EXERCISE REQUIREMENTS
In your copy, reproduce the entries exactly as they are, minus the images.

RAW RECORDS

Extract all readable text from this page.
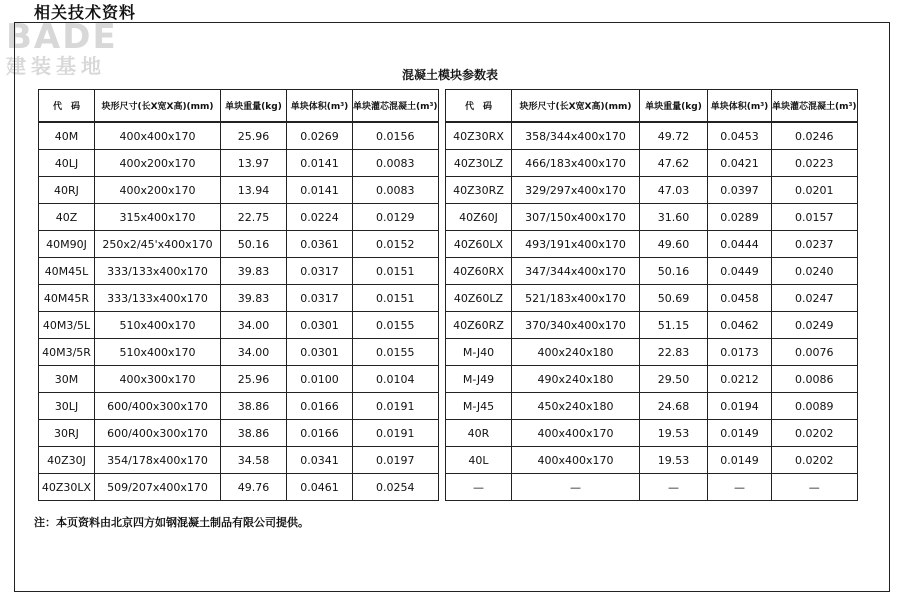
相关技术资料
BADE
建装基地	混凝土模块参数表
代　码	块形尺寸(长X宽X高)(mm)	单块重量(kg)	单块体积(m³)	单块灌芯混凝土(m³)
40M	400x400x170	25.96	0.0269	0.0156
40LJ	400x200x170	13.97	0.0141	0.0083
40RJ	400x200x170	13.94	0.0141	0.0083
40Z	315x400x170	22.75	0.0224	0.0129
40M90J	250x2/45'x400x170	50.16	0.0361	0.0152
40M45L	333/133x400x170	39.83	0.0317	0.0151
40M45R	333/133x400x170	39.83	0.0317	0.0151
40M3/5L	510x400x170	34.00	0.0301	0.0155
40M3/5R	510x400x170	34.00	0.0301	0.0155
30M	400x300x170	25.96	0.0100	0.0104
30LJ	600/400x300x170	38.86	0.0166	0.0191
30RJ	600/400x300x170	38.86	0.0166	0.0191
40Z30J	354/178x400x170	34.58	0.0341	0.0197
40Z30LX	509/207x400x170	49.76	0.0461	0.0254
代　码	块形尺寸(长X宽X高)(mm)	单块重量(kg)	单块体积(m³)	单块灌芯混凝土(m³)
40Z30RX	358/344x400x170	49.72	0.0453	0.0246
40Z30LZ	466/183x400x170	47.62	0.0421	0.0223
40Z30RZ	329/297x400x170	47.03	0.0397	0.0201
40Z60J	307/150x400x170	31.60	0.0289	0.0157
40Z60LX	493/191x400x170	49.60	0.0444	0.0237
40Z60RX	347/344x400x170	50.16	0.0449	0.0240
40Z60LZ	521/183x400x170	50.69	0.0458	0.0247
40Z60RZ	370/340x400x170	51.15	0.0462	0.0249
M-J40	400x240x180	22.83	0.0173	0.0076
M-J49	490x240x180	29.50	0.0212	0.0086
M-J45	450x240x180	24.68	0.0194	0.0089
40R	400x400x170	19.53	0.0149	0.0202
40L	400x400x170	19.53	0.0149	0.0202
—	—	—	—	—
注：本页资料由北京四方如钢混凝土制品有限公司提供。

WORKED SOLUTION
Extract all readable text from this page.
相关技术资料
BADE
建装基地	混凝土模块参数表
代　码	块形尺寸(长X宽X高)(mm)	单块重量(kg)	单块体积(m³)	单块灌芯混凝土(m³)
40M	400x400x170	25.96	0.0269	0.0156
40LJ	400x200x170	13.97	0.0141	0.0083
40RJ	400x200x170	13.94	0.0141	0.0083
40Z	315x400x170	22.75	0.0224	0.0129
40M90J	250x2/45'x400x170	50.16	0.0361	0.0152
40M45L	333/133x400x170	39.83	0.0317	0.0151
40M45R	333/133x400x170	39.83	0.0317	0.0151
40M3/5L	510x400x170	34.00	0.0301	0.0155
40M3/5R	510x400x170	34.00	0.0301	0.0155
30M	400x300x170	25.96	0.0100	0.0104
30LJ	600/400x300x170	38.86	0.0166	0.0191
30RJ	600/400x300x170	38.86	0.0166	0.0191
40Z30J	354/178x400x170	34.58	0.0341	0.0197
40Z30LX	509/207x400x170	49.76	0.0461	0.0254
代　码	块形尺寸(长X宽X高)(mm)	单块重量(kg)	单块体积(m³)	单块灌芯混凝土(m³)
40Z30RX	358/344x400x170	49.72	0.0453	0.0246
40Z30LZ	466/183x400x170	47.62	0.0421	0.0223
40Z30RZ	329/297x400x170	47.03	0.0397	0.0201
40Z60J	307/150x400x170	31.60	0.0289	0.0157
40Z60LX	493/191x400x170	49.60	0.0444	0.0237
40Z60RX	347/344x400x170	50.16	0.0449	0.0240
40Z60LZ	521/183x400x170	50.69	0.0458	0.0247
40Z60RZ	370/340x400x170	51.15	0.0462	0.0249
M-J40	400x240x180	22.83	0.0173	0.0076
M-J49	490x240x180	29.50	0.0212	0.0086
M-J45	450x240x180	24.68	0.0194	0.0089
40R	400x400x170	19.53	0.0149	0.0202
40L	400x400x170	19.53	0.0149	0.0202
—	—	—	—	—
注：本页资料由北京四方如钢混凝土制品有限公司提供。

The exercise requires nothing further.